→ Records from a collection of figures:

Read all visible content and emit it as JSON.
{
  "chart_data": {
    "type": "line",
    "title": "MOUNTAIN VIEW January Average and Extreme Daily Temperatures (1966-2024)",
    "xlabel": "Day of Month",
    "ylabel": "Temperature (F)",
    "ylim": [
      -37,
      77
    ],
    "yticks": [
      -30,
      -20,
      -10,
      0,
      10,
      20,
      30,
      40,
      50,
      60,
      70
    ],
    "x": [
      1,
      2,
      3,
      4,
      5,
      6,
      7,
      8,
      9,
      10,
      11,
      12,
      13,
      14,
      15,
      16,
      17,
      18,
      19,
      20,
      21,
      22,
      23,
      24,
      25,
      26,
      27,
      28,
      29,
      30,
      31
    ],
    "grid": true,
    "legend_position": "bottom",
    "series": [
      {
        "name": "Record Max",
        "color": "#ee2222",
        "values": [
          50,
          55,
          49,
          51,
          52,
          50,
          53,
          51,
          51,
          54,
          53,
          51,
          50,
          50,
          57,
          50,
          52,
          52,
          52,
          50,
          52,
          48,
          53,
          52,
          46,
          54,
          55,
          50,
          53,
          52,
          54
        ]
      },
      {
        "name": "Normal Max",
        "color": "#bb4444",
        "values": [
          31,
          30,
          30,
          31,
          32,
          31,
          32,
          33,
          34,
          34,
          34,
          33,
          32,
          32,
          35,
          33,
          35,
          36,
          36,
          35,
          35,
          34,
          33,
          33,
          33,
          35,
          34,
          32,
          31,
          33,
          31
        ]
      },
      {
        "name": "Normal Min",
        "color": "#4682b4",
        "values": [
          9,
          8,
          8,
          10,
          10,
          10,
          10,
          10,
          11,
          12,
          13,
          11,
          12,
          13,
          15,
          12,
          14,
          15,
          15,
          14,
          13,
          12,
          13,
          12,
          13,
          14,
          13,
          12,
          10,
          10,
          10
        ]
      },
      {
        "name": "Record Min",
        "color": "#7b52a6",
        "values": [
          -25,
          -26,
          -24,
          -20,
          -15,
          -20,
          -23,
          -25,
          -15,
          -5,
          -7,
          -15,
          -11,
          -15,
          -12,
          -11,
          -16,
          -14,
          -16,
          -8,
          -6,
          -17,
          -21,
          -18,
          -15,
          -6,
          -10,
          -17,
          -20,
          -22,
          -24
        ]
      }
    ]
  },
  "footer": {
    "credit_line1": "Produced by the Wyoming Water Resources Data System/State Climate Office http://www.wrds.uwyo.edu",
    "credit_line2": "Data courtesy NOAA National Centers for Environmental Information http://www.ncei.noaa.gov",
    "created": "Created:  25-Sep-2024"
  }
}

→ What you have to do: Your task is to quote the listing above word for word.

→ Worked solution:
Read all visible content and emit it as JSON.
{
  "chart_data": {
    "type": "line",
    "title": "MOUNTAIN VIEW January Average and Extreme Daily Temperatures (1966-2024)",
    "xlabel": "Day of Month",
    "ylabel": "Temperature (F)",
    "ylim": [
      -37,
      77
    ],
    "yticks": [
      -30,
      -20,
      -10,
      0,
      10,
      20,
      30,
      40,
      50,
      60,
      70
    ],
    "x": [
      1,
      2,
      3,
      4,
      5,
      6,
      7,
      8,
      9,
      10,
      11,
      12,
      13,
      14,
      15,
      16,
      17,
      18,
      19,
      20,
      21,
      22,
      23,
      24,
      25,
      26,
      27,
      28,
      29,
      30,
      31
    ],
    "grid": true,
    "legend_position": "bottom",
    "series": [
      {
        "name": "Record Max",
        "color": "#ee2222",
        "values": [
          50,
          55,
          49,
          51,
          52,
          50,
          53,
          51,
          51,
          54,
          53,
          51,
          50,
          50,
          57,
          50,
          52,
          52,
          52,
          50,
          52,
          48,
          53,
          52,
          46,
          54,
          55,
          50,
          53,
          52,
          54
        ]
      },
      {
        "name": "Normal Max",
        "color": "#bb4444",
        "values": [
          31,
          30,
          30,
          31,
          32,
          31,
          32,
          33,
          34,
          34,
          34,
          33,
          32,
          32,
          35,
          33,
          35,
          36,
          36,
          35,
          35,
          34,
          33,
          33,
          33,
          35,
          34,
          32,
          31,
          33,
          31
        ]
      },
      {
        "name": "Normal Min",
        "color": "#4682b4",
        "values": [
          9,
          8,
          8,
          10,
          10,
          10,
          10,
          10,
          11,
          12,
          13,
          11,
          12,
          13,
          15,
          12,
          14,
          15,
          15,
          14,
          13,
          12,
          13,
          12,
          13,
          14,
          13,
          12,
          10,
          10,
          10
        ]
      },
      {
        "name": "Record Min",
        "color": "#7b52a6",
        "values": [
          -25,
          -26,
          -24,
          -20,
          -15,
          -20,
          -23,
          -25,
          -15,
          -5,
          -7,
          -15,
          -11,
          -15,
          -12,
          -11,
          -16,
          -14,
          -16,
          -8,
          -6,
          -17,
          -21,
          -18,
          -15,
          -6,
          -10,
          -17,
          -20,
          -22,
          -24
        ]
      }
    ]
  },
  "footer": {
    "credit_line1": "Produced by the Wyoming Water Resources Data System/State Climate Office http://www.wrds.uwyo.edu",
    "credit_line2": "Data courtesy NOAA National Centers for Environmental Information http://www.ncei.noaa.gov",
    "created": "Created:  25-Sep-2024"
  }
}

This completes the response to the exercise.